▶ _GIVEN PROBLEM_:
Within the data that follows, how many lines carry the string "Discharge"? Give the number alone.

▶ _EXTRACTED DATA_:
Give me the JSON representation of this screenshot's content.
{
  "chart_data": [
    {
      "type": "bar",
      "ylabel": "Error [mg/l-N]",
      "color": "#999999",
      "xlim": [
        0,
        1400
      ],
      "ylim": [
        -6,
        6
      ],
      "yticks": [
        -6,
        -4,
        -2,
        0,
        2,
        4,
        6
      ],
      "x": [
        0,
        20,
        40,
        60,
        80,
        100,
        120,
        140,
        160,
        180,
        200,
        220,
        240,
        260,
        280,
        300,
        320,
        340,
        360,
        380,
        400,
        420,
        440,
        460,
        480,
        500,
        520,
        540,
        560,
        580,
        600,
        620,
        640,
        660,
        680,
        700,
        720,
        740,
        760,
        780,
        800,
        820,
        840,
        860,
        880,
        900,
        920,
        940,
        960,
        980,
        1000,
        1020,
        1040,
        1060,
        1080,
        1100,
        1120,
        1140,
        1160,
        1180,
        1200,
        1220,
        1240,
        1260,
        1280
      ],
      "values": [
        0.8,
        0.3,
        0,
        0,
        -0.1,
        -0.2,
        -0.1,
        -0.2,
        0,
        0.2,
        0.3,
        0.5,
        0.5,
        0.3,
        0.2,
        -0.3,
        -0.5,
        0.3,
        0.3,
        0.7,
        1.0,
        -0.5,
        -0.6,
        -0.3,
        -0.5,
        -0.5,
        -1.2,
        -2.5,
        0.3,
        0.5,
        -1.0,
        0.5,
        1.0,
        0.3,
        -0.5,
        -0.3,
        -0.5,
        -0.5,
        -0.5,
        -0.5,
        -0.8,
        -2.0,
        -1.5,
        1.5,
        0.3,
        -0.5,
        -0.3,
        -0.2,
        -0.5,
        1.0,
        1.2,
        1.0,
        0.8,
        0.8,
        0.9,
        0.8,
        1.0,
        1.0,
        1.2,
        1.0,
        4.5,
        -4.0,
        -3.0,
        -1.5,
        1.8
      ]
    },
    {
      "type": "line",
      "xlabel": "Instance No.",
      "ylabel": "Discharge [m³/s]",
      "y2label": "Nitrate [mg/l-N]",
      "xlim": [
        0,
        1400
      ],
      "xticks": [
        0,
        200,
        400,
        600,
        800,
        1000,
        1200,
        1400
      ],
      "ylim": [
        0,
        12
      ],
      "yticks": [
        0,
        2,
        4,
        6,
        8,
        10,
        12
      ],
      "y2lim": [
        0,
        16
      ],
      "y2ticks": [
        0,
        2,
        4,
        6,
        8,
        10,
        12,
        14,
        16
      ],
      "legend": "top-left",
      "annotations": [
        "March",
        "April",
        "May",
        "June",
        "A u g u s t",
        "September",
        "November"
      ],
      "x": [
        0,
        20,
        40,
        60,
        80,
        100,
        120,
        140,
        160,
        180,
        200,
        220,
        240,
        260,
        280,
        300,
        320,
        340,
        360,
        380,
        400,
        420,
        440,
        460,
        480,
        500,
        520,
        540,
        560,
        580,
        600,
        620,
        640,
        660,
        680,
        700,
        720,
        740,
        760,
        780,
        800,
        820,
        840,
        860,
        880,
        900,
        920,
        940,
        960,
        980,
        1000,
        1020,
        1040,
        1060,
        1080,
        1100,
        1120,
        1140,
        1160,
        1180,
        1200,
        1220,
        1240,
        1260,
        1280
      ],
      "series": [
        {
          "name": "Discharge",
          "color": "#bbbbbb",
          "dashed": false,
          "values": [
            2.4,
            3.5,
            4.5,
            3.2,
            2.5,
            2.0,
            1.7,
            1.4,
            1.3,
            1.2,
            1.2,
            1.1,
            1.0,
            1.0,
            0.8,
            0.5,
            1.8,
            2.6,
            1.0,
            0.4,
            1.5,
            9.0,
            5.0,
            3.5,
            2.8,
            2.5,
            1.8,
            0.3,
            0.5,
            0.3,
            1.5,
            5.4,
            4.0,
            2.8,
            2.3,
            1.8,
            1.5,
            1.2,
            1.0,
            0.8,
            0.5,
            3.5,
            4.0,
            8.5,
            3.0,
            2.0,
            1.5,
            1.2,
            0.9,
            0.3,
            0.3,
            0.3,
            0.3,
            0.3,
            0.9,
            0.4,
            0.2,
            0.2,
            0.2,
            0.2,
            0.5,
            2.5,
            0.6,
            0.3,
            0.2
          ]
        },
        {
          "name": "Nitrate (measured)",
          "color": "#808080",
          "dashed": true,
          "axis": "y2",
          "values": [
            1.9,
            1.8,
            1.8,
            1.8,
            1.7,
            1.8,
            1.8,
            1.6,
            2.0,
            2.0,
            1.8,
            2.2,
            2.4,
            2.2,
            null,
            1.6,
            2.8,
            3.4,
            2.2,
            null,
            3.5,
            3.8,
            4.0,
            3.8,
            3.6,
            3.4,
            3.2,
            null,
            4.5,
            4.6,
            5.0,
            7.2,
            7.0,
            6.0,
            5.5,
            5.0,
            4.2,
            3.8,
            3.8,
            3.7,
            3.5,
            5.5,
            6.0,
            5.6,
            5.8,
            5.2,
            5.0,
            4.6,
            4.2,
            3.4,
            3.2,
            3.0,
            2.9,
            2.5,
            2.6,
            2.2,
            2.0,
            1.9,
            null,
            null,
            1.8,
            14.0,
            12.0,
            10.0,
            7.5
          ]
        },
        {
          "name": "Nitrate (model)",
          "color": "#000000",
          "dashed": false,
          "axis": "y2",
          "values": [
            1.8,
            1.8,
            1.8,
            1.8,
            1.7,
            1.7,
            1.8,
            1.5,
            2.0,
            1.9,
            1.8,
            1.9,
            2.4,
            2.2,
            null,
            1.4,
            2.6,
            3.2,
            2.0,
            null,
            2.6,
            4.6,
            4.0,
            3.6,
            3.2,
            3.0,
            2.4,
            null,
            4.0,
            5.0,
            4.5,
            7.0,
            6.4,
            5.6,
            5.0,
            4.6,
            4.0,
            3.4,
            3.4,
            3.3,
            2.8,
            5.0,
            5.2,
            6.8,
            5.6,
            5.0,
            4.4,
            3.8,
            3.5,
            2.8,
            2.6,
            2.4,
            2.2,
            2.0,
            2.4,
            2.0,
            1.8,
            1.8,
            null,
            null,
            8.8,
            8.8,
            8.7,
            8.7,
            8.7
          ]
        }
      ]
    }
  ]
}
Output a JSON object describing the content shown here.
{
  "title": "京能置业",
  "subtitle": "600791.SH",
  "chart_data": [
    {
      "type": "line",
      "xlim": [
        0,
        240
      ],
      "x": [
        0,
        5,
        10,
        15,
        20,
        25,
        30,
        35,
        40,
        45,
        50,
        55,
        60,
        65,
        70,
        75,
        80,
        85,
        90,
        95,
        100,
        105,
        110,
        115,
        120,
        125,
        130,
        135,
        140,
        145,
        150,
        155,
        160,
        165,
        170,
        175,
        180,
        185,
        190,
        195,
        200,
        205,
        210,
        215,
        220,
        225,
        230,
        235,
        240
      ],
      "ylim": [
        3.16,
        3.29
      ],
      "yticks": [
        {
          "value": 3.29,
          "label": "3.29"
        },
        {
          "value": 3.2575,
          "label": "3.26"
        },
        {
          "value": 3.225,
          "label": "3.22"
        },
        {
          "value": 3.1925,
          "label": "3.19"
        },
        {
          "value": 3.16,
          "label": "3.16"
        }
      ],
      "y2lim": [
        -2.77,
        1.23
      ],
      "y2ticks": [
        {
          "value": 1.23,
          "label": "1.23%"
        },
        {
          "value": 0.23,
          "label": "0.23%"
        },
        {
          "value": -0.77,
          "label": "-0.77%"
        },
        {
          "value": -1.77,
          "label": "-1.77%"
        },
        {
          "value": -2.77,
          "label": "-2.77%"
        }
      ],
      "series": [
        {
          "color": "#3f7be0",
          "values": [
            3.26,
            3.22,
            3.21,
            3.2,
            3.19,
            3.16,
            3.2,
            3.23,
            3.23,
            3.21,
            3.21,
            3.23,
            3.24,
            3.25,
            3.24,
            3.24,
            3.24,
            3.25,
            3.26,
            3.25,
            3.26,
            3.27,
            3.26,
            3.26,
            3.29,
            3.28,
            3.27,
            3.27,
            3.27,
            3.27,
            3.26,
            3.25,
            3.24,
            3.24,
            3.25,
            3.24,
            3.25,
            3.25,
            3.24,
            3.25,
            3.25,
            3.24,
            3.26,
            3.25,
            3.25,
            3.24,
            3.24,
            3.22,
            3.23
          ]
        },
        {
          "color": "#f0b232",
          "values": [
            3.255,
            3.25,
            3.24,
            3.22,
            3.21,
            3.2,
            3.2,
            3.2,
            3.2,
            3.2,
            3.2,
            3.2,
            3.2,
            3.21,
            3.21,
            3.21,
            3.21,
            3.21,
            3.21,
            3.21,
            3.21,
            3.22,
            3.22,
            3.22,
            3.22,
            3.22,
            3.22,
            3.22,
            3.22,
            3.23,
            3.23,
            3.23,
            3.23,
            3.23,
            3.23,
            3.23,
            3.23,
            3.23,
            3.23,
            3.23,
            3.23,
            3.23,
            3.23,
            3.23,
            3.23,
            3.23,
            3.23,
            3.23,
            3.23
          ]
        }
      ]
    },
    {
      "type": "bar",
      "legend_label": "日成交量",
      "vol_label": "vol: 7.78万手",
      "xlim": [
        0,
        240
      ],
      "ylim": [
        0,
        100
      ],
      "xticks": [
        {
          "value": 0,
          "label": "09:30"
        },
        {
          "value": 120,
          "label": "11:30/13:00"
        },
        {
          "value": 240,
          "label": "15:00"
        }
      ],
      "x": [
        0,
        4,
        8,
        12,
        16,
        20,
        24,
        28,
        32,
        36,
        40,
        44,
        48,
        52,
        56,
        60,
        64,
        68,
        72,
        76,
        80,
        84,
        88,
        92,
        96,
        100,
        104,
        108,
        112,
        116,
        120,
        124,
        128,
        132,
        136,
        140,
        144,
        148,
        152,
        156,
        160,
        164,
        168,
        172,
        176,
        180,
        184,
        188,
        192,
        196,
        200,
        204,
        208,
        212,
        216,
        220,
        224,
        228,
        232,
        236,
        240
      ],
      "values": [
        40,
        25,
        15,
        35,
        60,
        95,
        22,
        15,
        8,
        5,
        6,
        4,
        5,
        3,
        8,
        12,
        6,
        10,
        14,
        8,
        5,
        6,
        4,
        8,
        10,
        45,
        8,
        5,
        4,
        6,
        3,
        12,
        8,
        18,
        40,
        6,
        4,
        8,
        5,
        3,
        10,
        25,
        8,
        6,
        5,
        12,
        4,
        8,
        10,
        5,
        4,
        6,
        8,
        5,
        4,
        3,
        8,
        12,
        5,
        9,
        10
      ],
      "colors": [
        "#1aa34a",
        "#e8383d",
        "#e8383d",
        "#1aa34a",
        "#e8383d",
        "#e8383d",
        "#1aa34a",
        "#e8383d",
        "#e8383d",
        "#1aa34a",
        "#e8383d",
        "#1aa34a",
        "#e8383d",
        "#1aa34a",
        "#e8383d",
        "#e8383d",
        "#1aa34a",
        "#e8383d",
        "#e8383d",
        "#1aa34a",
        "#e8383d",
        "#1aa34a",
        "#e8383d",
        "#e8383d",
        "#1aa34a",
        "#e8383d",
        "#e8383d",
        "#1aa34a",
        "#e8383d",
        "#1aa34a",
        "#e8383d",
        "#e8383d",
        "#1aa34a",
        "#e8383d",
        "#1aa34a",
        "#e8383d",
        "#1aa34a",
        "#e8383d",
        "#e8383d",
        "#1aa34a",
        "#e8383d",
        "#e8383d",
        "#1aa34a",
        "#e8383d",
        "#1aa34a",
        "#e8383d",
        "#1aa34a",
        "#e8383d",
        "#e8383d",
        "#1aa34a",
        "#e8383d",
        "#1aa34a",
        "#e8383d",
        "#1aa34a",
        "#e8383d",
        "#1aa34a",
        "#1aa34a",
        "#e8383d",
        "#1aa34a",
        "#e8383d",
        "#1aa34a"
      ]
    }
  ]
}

▶ _RESPONSE_:
2